Collected data »

++++++++

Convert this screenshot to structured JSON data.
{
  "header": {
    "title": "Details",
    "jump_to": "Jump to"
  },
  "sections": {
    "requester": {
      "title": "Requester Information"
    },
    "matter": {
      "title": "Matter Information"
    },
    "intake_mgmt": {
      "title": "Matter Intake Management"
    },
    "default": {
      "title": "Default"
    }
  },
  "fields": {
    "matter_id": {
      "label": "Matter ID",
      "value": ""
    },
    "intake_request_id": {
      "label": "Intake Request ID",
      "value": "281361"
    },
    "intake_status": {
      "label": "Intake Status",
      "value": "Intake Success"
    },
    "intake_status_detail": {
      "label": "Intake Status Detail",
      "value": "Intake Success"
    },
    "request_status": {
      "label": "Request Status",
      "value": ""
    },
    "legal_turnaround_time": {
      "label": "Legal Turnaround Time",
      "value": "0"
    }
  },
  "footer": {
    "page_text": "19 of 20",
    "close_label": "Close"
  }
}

++++++++

Output the listing above exactly as it appears.

Result below »
Convert this screenshot to structured JSON data.
{
  "header": {
    "title": "Details",
    "jump_to": "Jump to"
  },
  "sections": {
    "requester": {
      "title": "Requester Information"
    },
    "matter": {
      "title": "Matter Information"
    },
    "intake_mgmt": {
      "title": "Matter Intake Management"
    },
    "default": {
      "title": "Default"
    }
  },
  "fields": {
    "matter_id": {
      "label": "Matter ID",
      "value": ""
    },
    "intake_request_id": {
      "label": "Intake Request ID",
      "value": "281361"
    },
    "intake_status": {
      "label": "Intake Status",
      "value": "Intake Success"
    },
    "intake_status_detail": {
      "label": "Intake Status Detail",
      "value": "Intake Success"
    },
    "request_status": {
      "label": "Request Status",
      "value": ""
    },
    "legal_turnaround_time": {
      "label": "Legal Turnaround Time",
      "value": "0"
    }
  },
  "footer": {
    "page_text": "19 of 20",
    "close_label": "Close"
  }
}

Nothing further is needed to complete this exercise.